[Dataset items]
=====
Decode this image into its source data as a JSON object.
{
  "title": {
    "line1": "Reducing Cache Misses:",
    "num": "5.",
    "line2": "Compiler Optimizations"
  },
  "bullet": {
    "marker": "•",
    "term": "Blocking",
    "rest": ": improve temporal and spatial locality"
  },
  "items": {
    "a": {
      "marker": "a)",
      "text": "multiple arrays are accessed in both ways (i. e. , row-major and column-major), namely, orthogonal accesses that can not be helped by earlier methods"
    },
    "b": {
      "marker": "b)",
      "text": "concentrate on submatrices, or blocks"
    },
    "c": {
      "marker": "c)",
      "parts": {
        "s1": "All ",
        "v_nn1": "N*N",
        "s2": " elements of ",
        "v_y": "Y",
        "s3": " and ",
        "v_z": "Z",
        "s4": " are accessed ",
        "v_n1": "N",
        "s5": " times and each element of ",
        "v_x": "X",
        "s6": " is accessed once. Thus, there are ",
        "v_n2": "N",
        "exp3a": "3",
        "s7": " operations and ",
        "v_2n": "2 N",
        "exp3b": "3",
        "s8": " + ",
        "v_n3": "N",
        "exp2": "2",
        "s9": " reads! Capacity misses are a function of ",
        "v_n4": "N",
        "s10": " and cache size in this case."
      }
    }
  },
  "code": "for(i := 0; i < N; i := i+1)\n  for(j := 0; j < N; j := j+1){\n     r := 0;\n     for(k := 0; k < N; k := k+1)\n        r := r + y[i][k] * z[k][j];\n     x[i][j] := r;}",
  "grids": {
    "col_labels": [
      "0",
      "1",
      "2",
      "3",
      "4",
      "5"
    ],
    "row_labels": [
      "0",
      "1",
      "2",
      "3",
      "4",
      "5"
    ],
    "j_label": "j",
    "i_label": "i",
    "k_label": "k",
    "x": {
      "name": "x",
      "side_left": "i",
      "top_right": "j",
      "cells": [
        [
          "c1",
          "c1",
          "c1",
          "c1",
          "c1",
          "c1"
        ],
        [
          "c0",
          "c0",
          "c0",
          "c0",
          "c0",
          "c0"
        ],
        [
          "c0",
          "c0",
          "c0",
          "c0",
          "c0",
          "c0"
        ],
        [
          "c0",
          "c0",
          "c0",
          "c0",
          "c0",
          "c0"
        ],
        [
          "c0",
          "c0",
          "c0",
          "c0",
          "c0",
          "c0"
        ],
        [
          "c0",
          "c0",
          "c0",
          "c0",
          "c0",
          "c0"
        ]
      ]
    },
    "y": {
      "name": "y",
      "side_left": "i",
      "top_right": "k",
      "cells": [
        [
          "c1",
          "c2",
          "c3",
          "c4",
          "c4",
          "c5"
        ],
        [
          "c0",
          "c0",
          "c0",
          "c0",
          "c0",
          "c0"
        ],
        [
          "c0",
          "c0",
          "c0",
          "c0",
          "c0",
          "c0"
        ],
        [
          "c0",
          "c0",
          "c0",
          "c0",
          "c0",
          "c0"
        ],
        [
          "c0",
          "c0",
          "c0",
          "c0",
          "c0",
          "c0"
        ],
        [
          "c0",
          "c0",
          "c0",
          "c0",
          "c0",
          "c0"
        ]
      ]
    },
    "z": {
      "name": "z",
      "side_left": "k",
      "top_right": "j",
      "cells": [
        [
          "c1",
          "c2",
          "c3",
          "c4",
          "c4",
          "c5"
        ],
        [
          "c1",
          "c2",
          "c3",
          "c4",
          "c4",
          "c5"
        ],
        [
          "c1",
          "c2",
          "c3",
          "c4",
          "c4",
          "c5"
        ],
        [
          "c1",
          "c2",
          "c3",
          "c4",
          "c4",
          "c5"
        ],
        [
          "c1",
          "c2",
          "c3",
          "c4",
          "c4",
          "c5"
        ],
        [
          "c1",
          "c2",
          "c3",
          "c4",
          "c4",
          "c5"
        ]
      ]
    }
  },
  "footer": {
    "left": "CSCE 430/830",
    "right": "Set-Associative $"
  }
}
=====
__EXERCISE AIM__: Write out every record verbatim.

__RESULT OF THE TASK__:
Decode this image into its source data as a JSON object.
{
  "title": {
    "line1": "Reducing Cache Misses:",
    "num": "5.",
    "line2": "Compiler Optimizations"
  },
  "bullet": {
    "marker": "•",
    "term": "Blocking",
    "rest": ": improve temporal and spatial locality"
  },
  "items": {
    "a": {
      "marker": "a)",
      "text": "multiple arrays are accessed in both ways (i. e. , row-major and column-major), namely, orthogonal accesses that can not be helped by earlier methods"
    },
    "b": {
      "marker": "b)",
      "text": "concentrate on submatrices, or blocks"
    },
    "c": {
      "marker": "c)",
      "parts": {
        "s1": "All ",
        "v_nn1": "N*N",
        "s2": " elements of ",
        "v_y": "Y",
        "s3": " and ",
        "v_z": "Z",
        "s4": " are accessed ",
        "v_n1": "N",
        "s5": " times and each element of ",
        "v_x": "X",
        "s6": " is accessed once. Thus, there are ",
        "v_n2": "N",
        "exp3a": "3",
        "s7": " operations and ",
        "v_2n": "2 N",
        "exp3b": "3",
        "s8": " + ",
        "v_n3": "N",
        "exp2": "2",
        "s9": " reads! Capacity misses are a function of ",
        "v_n4": "N",
        "s10": " and cache size in this case."
      }
    }
  },
  "code": "for(i := 0; i < N; i := i+1)\n  for(j := 0; j < N; j := j+1){\n     r := 0;\n     for(k := 0; k < N; k := k+1)\n        r := r + y[i][k] * z[k][j];\n     x[i][j] := r;}",
  "grids": {
    "col_labels": [
      "0",
      "1",
      "2",
      "3",
      "4",
      "5"
    ],
    "row_labels": [
      "0",
      "1",
      "2",
      "3",
      "4",
      "5"
    ],
    "j_label": "j",
    "i_label": "i",
    "k_label": "k",
    "x": {
      "name": "x",
      "side_left": "i",
      "top_right": "j",
      "cells": [
        [
          "c1",
          "c1",
          "c1",
          "c1",
          "c1",
          "c1"
        ],
        [
          "c0",
          "c0",
          "c0",
          "c0",
          "c0",
          "c0"
        ],
        [
          "c0",
          "c0",
          "c0",
          "c0",
          "c0",
          "c0"
        ],
        [
          "c0",
          "c0",
          "c0",
          "c0",
          "c0",
          "c0"
        ],
        [
          "c0",
          "c0",
          "c0",
          "c0",
          "c0",
          "c0"
        ],
        [
          "c0",
          "c0",
          "c0",
          "c0",
          "c0",
          "c0"
        ]
      ]
    },
    "y": {
      "name": "y",
      "side_left": "i",
      "top_right": "k",
      "cells": [
        [
          "c1",
          "c2",
          "c3",
          "c4",
          "c4",
          "c5"
        ],
        [
          "c0",
          "c0",
          "c0",
          "c0",
          "c0",
          "c0"
        ],
        [
          "c0",
          "c0",
          "c0",
          "c0",
          "c0",
          "c0"
        ],
        [
          "c0",
          "c0",
          "c0",
          "c0",
          "c0",
          "c0"
        ],
        [
          "c0",
          "c0",
          "c0",
          "c0",
          "c0",
          "c0"
        ],
        [
          "c0",
          "c0",
          "c0",
          "c0",
          "c0",
          "c0"
        ]
      ]
    },
    "z": {
      "name": "z",
      "side_left": "k",
      "top_right": "j",
      "cells": [
        [
          "c1",
          "c2",
          "c3",
          "c4",
          "c4",
          "c5"
        ],
        [
          "c1",
          "c2",
          "c3",
          "c4",
          "c4",
          "c5"
        ],
        [
          "c1",
          "c2",
          "c3",
          "c4",
          "c4",
          "c5"
        ],
        [
          "c1",
          "c2",
          "c3",
          "c4",
          "c4",
          "c5"
        ],
        [
          "c1",
          "c2",
          "c3",
          "c4",
          "c4",
          "c5"
        ],
        [
          "c1",
          "c2",
          "c3",
          "c4",
          "c4",
          "c5"
        ]
      ]
    }
  },
  "footer": {
    "left": "CSCE 430/830",
    "right": "Set-Associative $"
  }
}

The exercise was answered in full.